--- DATA EXCERPTS ---

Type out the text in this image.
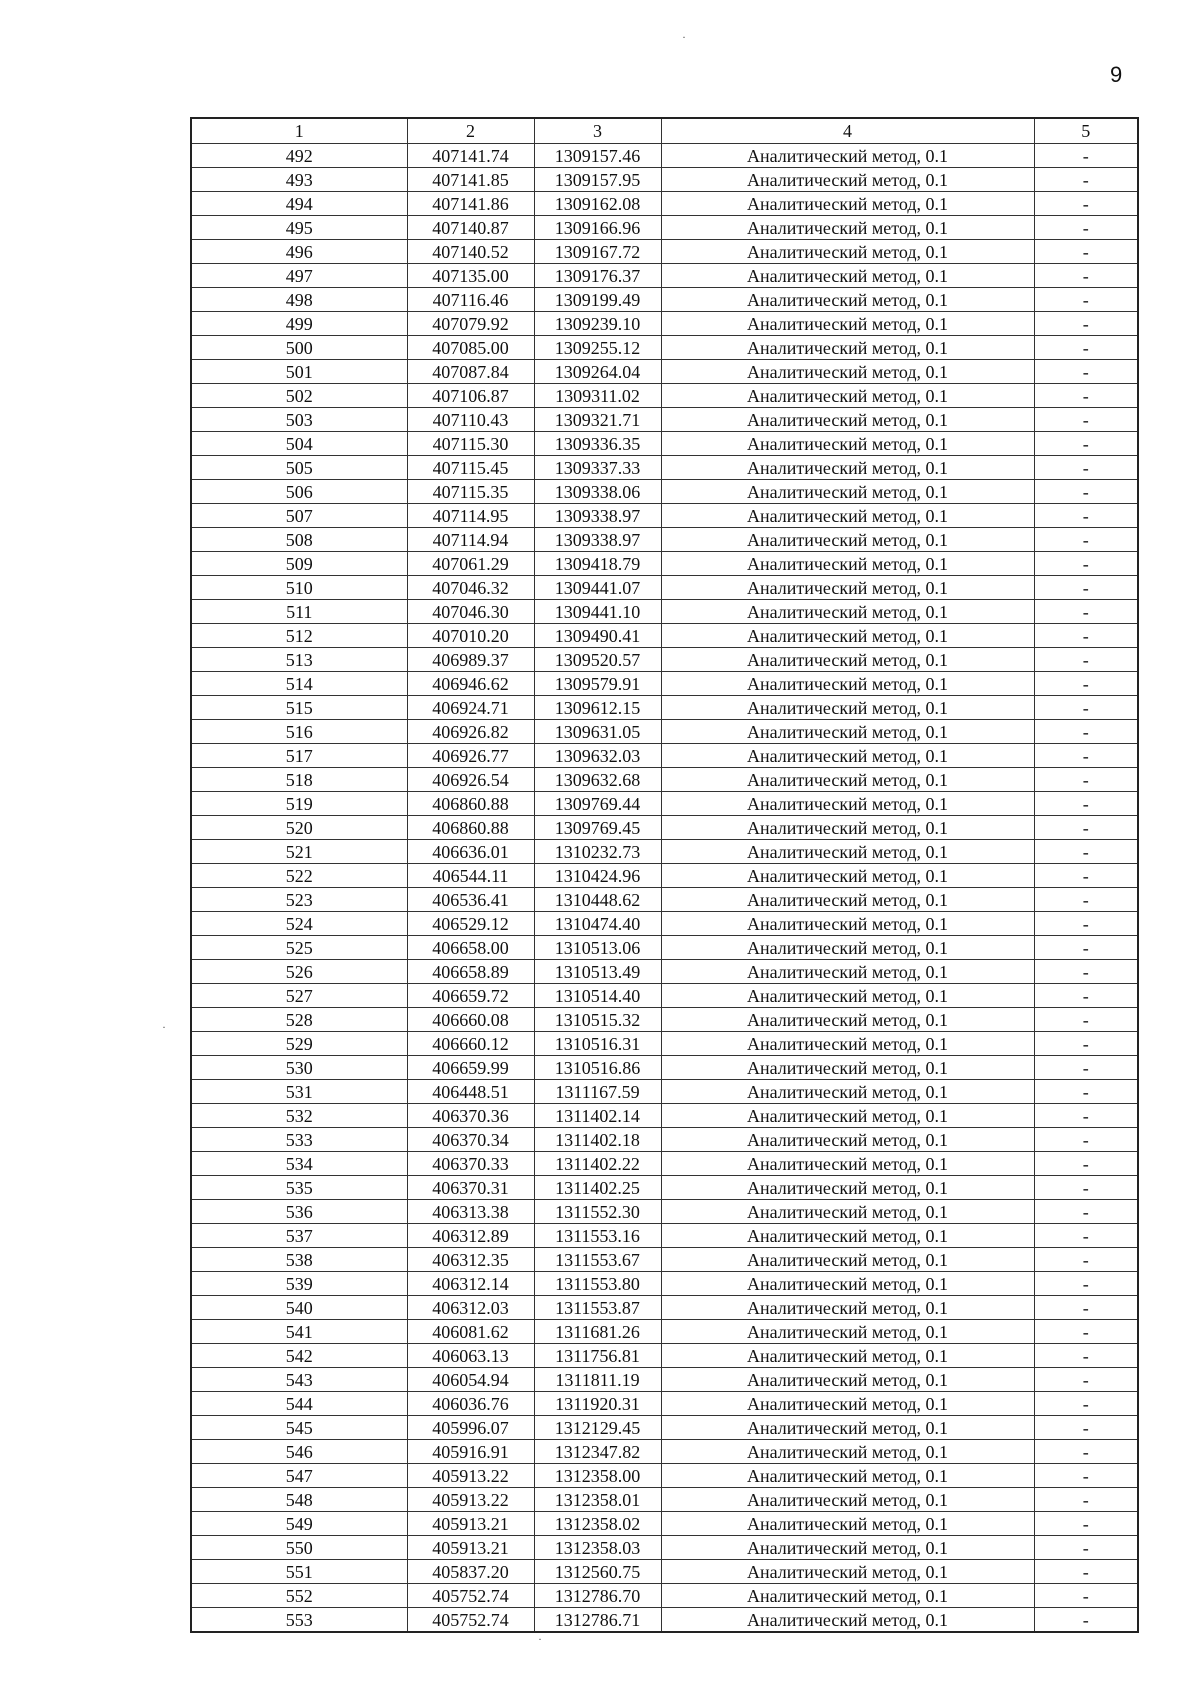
9
·
·
·
1	2	3	4	5
492	407141.74	1309157.46	Аналитический метод, 0.1	-
493	407141.85	1309157.95	Аналитический метод, 0.1	-
494	407141.86	1309162.08	Аналитический метод, 0.1	-
495	407140.87	1309166.96	Аналитический метод, 0.1	-
496	407140.52	1309167.72	Аналитический метод, 0.1	-
497	407135.00	1309176.37	Аналитический метод, 0.1	-
498	407116.46	1309199.49	Аналитический метод, 0.1	-
499	407079.92	1309239.10	Аналитический метод, 0.1	-
500	407085.00	1309255.12	Аналитический метод, 0.1	-
501	407087.84	1309264.04	Аналитический метод, 0.1	-
502	407106.87	1309311.02	Аналитический метод, 0.1	-
503	407110.43	1309321.71	Аналитический метод, 0.1	-
504	407115.30	1309336.35	Аналитический метод, 0.1	-
505	407115.45	1309337.33	Аналитический метод, 0.1	-
506	407115.35	1309338.06	Аналитический метод, 0.1	-
507	407114.95	1309338.97	Аналитический метод, 0.1	-
508	407114.94	1309338.97	Аналитический метод, 0.1	-
509	407061.29	1309418.79	Аналитический метод, 0.1	-
510	407046.32	1309441.07	Аналитический метод, 0.1	-
511	407046.30	1309441.10	Аналитический метод, 0.1	-
512	407010.20	1309490.41	Аналитический метод, 0.1	-
513	406989.37	1309520.57	Аналитический метод, 0.1	-
514	406946.62	1309579.91	Аналитический метод, 0.1	-
515	406924.71	1309612.15	Аналитический метод, 0.1	-
516	406926.82	1309631.05	Аналитический метод, 0.1	-
517	406926.77	1309632.03	Аналитический метод, 0.1	-
518	406926.54	1309632.68	Аналитический метод, 0.1	-
519	406860.88	1309769.44	Аналитический метод, 0.1	-
520	406860.88	1309769.45	Аналитический метод, 0.1	-
521	406636.01	1310232.73	Аналитический метод, 0.1	-
522	406544.11	1310424.96	Аналитический метод, 0.1	-
523	406536.41	1310448.62	Аналитический метод, 0.1	-
524	406529.12	1310474.40	Аналитический метод, 0.1	-
525	406658.00	1310513.06	Аналитический метод, 0.1	-
526	406658.89	1310513.49	Аналитический метод, 0.1	-
527	406659.72	1310514.40	Аналитический метод, 0.1	-
528	406660.08	1310515.32	Аналитический метод, 0.1	-
529	406660.12	1310516.31	Аналитический метод, 0.1	-
530	406659.99	1310516.86	Аналитический метод, 0.1	-
531	406448.51	1311167.59	Аналитический метод, 0.1	-
532	406370.36	1311402.14	Аналитический метод, 0.1	-
533	406370.34	1311402.18	Аналитический метод, 0.1	-
534	406370.33	1311402.22	Аналитический метод, 0.1	-
535	406370.31	1311402.25	Аналитический метод, 0.1	-
536	406313.38	1311552.30	Аналитический метод, 0.1	-
537	406312.89	1311553.16	Аналитический метод, 0.1	-
538	406312.35	1311553.67	Аналитический метод, 0.1	-
539	406312.14	1311553.80	Аналитический метод, 0.1	-
540	406312.03	1311553.87	Аналитический метод, 0.1	-
541	406081.62	1311681.26	Аналитический метод, 0.1	-
542	406063.13	1311756.81	Аналитический метод, 0.1	-
543	406054.94	1311811.19	Аналитический метод, 0.1	-
544	406036.76	1311920.31	Аналитический метод, 0.1	-
545	405996.07	1312129.45	Аналитический метод, 0.1	-
546	405916.91	1312347.82	Аналитический метод, 0.1	-
547	405913.22	1312358.00	Аналитический метод, 0.1	-
548	405913.22	1312358.01	Аналитический метод, 0.1	-
549	405913.21	1312358.02	Аналитический метод, 0.1	-
550	405913.21	1312358.03	Аналитический метод, 0.1	-
551	405837.20	1312560.75	Аналитический метод, 0.1	-
552	405752.74	1312786.70	Аналитический метод, 0.1	-
553	405752.74	1312786.71	Аналитический метод, 0.1	-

---

Omit every image. Quote each record exactly.

*THE COMPLETED TASK*
Type out the text in this image.
9
·
·
·
1	2	3	4	5
492	407141.74	1309157.46	Аналитический метод, 0.1	-
493	407141.85	1309157.95	Аналитический метод, 0.1	-
494	407141.86	1309162.08	Аналитический метод, 0.1	-
495	407140.87	1309166.96	Аналитический метод, 0.1	-
496	407140.52	1309167.72	Аналитический метод, 0.1	-
497	407135.00	1309176.37	Аналитический метод, 0.1	-
498	407116.46	1309199.49	Аналитический метод, 0.1	-
499	407079.92	1309239.10	Аналитический метод, 0.1	-
500	407085.00	1309255.12	Аналитический метод, 0.1	-
501	407087.84	1309264.04	Аналитический метод, 0.1	-
502	407106.87	1309311.02	Аналитический метод, 0.1	-
503	407110.43	1309321.71	Аналитический метод, 0.1	-
504	407115.30	1309336.35	Аналитический метод, 0.1	-
505	407115.45	1309337.33	Аналитический метод, 0.1	-
506	407115.35	1309338.06	Аналитический метод, 0.1	-
507	407114.95	1309338.97	Аналитический метод, 0.1	-
508	407114.94	1309338.97	Аналитический метод, 0.1	-
509	407061.29	1309418.79	Аналитический метод, 0.1	-
510	407046.32	1309441.07	Аналитический метод, 0.1	-
511	407046.30	1309441.10	Аналитический метод, 0.1	-
512	407010.20	1309490.41	Аналитический метод, 0.1	-
513	406989.37	1309520.57	Аналитический метод, 0.1	-
514	406946.62	1309579.91	Аналитический метод, 0.1	-
515	406924.71	1309612.15	Аналитический метод, 0.1	-
516	406926.82	1309631.05	Аналитический метод, 0.1	-
517	406926.77	1309632.03	Аналитический метод, 0.1	-
518	406926.54	1309632.68	Аналитический метод, 0.1	-
519	406860.88	1309769.44	Аналитический метод, 0.1	-
520	406860.88	1309769.45	Аналитический метод, 0.1	-
521	406636.01	1310232.73	Аналитический метод, 0.1	-
522	406544.11	1310424.96	Аналитический метод, 0.1	-
523	406536.41	1310448.62	Аналитический метод, 0.1	-
524	406529.12	1310474.40	Аналитический метод, 0.1	-
525	406658.00	1310513.06	Аналитический метод, 0.1	-
526	406658.89	1310513.49	Аналитический метод, 0.1	-
527	406659.72	1310514.40	Аналитический метод, 0.1	-
528	406660.08	1310515.32	Аналитический метод, 0.1	-
529	406660.12	1310516.31	Аналитический метод, 0.1	-
530	406659.99	1310516.86	Аналитический метод, 0.1	-
531	406448.51	1311167.59	Аналитический метод, 0.1	-
532	406370.36	1311402.14	Аналитический метод, 0.1	-
533	406370.34	1311402.18	Аналитический метод, 0.1	-
534	406370.33	1311402.22	Аналитический метод, 0.1	-
535	406370.31	1311402.25	Аналитический метод, 0.1	-
536	406313.38	1311552.30	Аналитический метод, 0.1	-
537	406312.89	1311553.16	Аналитический метод, 0.1	-
538	406312.35	1311553.67	Аналитический метод, 0.1	-
539	406312.14	1311553.80	Аналитический метод, 0.1	-
540	406312.03	1311553.87	Аналитический метод, 0.1	-
541	406081.62	1311681.26	Аналитический метод, 0.1	-
542	406063.13	1311756.81	Аналитический метод, 0.1	-
543	406054.94	1311811.19	Аналитический метод, 0.1	-
544	406036.76	1311920.31	Аналитический метод, 0.1	-
545	405996.07	1312129.45	Аналитический метод, 0.1	-
546	405916.91	1312347.82	Аналитический метод, 0.1	-
547	405913.22	1312358.00	Аналитический метод, 0.1	-
548	405913.22	1312358.01	Аналитический метод, 0.1	-
549	405913.21	1312358.02	Аналитический метод, 0.1	-
550	405913.21	1312358.03	Аналитический метод, 0.1	-
551	405837.20	1312560.75	Аналитический метод, 0.1	-
552	405752.74	1312786.70	Аналитический метод, 0.1	-
553	405752.74	1312786.71	Аналитический метод, 0.1	-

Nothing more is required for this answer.